• _What to work on_
Please extend the biography of Arthur Howland Young below by writing the part that comes after its final sentence.

• _Excerpt to read_
+--

= Arthur Howland Young =

American engineer and lecturer

Arthur Howland Young (December 19, 1882 - March 4, 1964) was an American engineer, vice president of U.S. Steel, lecturer at the Harvard Graduate School of Business Administration and the California Institute of Technology, pioneer of management-labor relations, and recipient of the Henry Laurence Gantt Medal in 1933.

== Biography ==
Young was born in Joliet, Illinois to Edward Howland Young and Carrie E. Chidsey Young. Young had received some regular education, and started his career at young age as laborer.

Young worked his way up, and started in the steel industry at the south Chicago plants of the Illinois Steel Company. Later he joined the International Harvester Company, where he became manager of industrial relations. In World War I he served as chief safety experts of arsenal and navy. From 1918 to 1937 he spend the rest of his career at United States Steel, where he had been vice president of the corporation.

+--

Stored data entries:
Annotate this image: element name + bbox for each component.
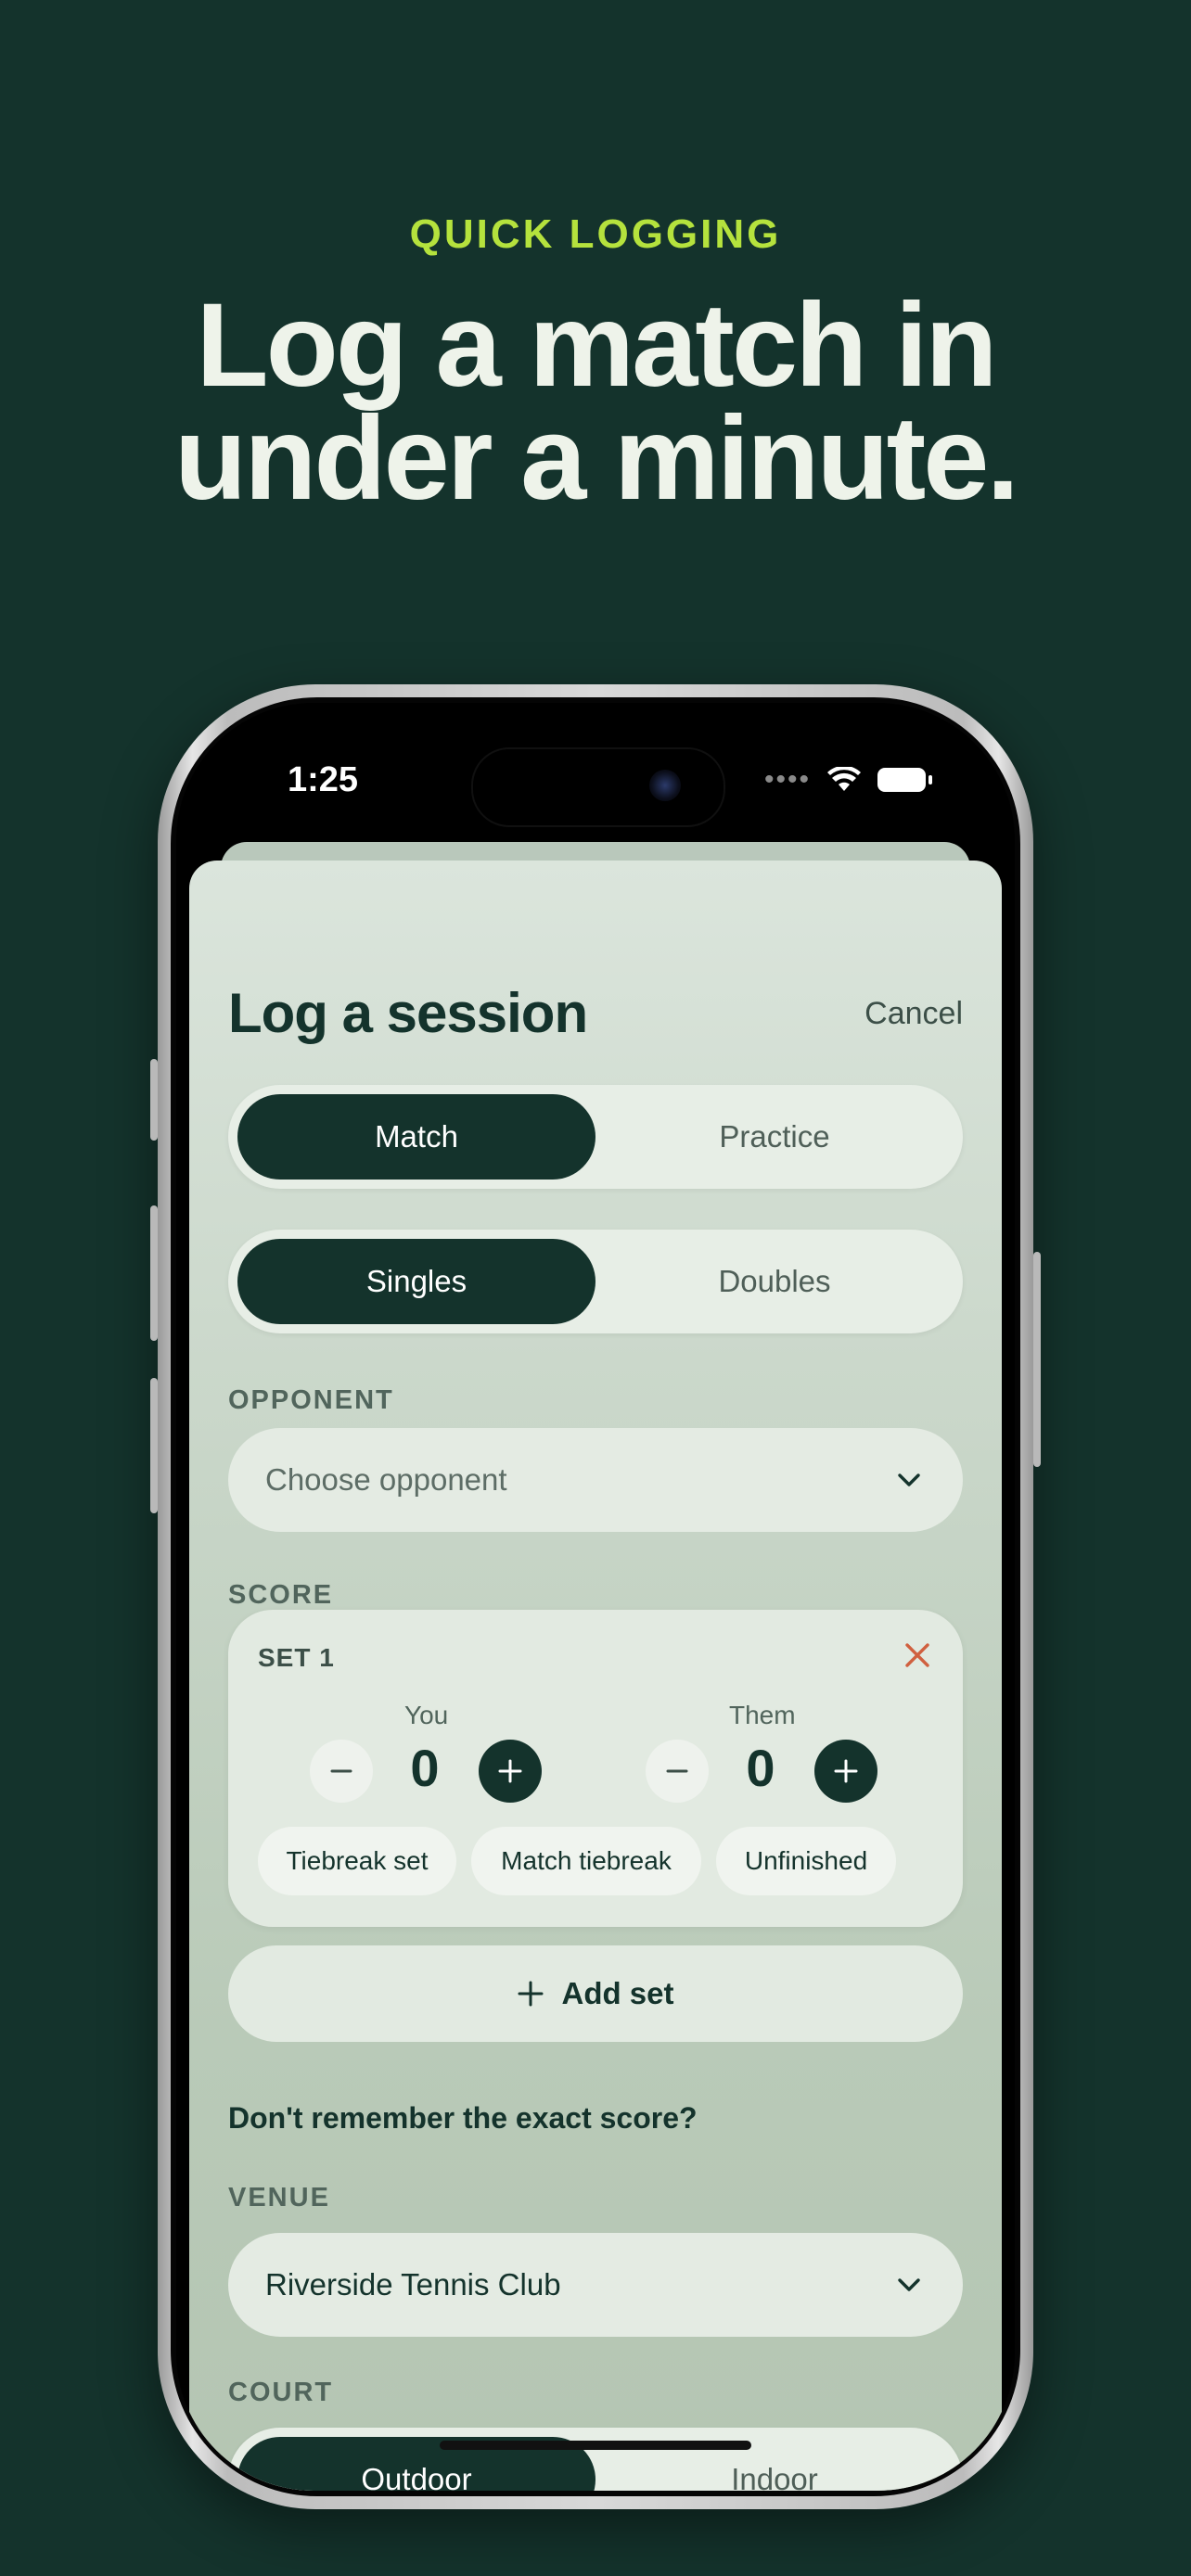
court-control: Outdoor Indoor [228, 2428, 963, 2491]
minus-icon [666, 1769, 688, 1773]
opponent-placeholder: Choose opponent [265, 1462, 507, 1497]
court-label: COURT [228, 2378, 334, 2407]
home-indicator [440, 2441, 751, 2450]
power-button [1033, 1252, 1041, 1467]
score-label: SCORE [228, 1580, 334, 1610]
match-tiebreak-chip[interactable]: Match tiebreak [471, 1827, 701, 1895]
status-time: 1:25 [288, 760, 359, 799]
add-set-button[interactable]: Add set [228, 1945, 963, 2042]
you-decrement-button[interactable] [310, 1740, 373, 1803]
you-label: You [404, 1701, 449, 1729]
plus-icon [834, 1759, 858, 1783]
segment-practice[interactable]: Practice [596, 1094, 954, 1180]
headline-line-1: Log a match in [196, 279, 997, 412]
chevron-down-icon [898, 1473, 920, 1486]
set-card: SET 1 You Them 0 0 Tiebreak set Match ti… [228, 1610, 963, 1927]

+--

• _Exercise output_
In 1955 Young was one of the most prominent opponents of the National Labor Relations Act. In a famous 1935 comment he had stated he would "rather go to jail or be convicted as a felon... [than accept] any formula for the conduct of human relationships in industry imposed on us by demogogues."

Young furthermore was president of the National Safety Council, and lecturer in industrial relations at the Harvard Graduate School of Business Administration from 1929 to 1934 and at Stanford University on the Caltech faculty from 1939 to 1952. During World War II he was special consultant to the Secretary of War and took part in the President's Council of Personnel Administration and the Federal Advisory Council of United States Employment Service.

In 1933 Young was awarded the Henry Laurence Gantt Medal by the American Management Association and the ASME for his pioneering work in safety and industrial relations for United States Steel Corporation. In 1944 the US Navy awarded him the Meritorious Civilian Service Emblem.

== Selected publications ==
- George F. Johnson, Arthur H. Young, Wm. E. Mackenzie, W. S. Rogers, M. R. Lott, F. N. Macpherson, The Management and the worker, Chicago, A.W. Shaw company, 1920.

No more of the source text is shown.